Directive >> From the entries below, copy every line that holds the word "ring".

Entries provided >>
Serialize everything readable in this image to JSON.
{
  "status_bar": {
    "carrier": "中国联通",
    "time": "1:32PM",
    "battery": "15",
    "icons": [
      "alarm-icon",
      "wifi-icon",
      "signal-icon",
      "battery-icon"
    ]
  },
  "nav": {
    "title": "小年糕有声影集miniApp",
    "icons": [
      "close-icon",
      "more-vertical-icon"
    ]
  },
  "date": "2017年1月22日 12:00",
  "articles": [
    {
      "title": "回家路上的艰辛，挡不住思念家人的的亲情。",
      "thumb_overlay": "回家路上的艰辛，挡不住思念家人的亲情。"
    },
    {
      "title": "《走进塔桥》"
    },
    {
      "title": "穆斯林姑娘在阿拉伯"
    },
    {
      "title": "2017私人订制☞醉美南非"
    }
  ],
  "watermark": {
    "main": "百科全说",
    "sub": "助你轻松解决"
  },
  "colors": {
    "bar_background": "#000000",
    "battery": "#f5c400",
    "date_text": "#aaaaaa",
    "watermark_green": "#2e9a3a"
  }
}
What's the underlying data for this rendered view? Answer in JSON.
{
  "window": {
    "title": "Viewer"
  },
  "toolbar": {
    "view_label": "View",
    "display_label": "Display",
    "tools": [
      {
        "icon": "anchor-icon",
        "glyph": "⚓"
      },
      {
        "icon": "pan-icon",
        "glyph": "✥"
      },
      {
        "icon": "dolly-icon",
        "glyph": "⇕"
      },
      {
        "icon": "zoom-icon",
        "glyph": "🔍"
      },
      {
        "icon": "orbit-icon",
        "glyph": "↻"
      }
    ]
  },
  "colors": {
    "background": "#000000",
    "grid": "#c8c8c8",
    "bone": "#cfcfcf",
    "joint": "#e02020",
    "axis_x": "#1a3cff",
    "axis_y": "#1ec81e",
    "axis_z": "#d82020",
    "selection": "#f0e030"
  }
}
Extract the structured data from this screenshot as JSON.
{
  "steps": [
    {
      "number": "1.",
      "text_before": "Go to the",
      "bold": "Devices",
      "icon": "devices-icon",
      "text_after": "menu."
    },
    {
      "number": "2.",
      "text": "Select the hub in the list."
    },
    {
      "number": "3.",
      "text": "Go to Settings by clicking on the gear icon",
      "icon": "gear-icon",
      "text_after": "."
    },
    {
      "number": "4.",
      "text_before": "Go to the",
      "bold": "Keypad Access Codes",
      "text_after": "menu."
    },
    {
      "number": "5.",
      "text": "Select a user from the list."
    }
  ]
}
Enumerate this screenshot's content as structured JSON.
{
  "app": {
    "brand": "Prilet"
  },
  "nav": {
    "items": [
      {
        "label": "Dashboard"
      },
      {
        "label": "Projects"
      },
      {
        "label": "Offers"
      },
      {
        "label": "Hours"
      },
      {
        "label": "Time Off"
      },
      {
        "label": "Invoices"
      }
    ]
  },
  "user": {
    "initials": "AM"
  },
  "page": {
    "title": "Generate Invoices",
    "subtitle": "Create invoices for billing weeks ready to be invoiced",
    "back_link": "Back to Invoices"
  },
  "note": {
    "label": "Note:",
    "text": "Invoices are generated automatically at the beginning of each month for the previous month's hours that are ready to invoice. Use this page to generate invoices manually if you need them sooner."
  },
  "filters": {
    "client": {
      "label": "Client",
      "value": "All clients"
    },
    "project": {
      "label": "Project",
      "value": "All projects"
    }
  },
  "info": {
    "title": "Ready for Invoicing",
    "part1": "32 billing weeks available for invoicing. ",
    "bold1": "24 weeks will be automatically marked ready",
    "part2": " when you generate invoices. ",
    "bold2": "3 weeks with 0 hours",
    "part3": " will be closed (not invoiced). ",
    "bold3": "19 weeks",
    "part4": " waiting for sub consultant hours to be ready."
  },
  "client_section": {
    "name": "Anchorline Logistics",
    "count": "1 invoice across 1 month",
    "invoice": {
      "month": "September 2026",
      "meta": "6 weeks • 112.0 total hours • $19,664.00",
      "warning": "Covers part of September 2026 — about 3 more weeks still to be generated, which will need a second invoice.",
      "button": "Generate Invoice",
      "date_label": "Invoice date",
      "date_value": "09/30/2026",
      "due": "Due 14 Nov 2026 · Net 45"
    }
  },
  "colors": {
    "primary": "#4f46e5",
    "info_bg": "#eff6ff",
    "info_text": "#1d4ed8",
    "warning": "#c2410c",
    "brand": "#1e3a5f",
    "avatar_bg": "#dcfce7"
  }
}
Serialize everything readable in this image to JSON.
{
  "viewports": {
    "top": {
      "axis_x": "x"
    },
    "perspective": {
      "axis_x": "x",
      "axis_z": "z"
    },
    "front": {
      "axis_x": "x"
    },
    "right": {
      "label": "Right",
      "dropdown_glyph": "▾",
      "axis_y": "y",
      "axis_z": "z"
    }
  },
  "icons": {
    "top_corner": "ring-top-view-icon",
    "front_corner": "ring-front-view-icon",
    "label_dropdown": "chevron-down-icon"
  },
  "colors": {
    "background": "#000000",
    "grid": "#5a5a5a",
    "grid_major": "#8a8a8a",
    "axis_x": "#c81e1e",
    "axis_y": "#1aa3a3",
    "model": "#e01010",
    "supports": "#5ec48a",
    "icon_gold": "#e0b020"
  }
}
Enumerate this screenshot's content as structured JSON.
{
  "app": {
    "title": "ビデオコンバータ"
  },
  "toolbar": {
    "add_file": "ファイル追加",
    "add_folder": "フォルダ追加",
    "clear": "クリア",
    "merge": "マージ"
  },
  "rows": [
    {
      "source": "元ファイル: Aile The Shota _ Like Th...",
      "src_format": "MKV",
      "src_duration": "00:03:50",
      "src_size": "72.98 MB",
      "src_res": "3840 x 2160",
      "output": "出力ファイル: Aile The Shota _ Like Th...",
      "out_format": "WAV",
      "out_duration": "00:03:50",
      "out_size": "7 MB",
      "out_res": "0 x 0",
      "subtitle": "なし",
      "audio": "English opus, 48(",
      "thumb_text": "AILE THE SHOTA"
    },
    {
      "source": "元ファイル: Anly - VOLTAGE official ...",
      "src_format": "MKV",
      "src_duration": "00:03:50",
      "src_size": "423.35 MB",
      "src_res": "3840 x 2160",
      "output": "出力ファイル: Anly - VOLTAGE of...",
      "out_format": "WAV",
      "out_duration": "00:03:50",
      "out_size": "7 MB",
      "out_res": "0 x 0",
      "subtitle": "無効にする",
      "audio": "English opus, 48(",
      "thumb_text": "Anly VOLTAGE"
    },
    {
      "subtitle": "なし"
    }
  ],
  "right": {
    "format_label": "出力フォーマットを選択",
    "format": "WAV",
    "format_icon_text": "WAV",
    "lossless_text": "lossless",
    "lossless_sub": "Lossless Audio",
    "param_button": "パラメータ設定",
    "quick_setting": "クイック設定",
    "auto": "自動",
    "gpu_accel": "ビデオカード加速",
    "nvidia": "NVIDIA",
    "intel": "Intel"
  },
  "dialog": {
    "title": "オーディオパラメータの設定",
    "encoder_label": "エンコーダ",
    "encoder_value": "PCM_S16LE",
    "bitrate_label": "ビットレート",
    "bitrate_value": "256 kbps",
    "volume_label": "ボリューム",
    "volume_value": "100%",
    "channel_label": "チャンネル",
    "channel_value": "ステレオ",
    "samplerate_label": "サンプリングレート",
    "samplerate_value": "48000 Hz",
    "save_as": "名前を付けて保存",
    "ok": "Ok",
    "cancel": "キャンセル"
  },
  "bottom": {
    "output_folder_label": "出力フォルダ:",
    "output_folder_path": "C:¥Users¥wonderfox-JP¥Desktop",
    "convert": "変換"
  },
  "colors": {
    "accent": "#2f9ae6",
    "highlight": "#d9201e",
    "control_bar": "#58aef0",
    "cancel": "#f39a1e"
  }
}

Exercise response >>
    "top_corner": "ring-top-view-icon",
    "front_corner": "ring-front-view-icon",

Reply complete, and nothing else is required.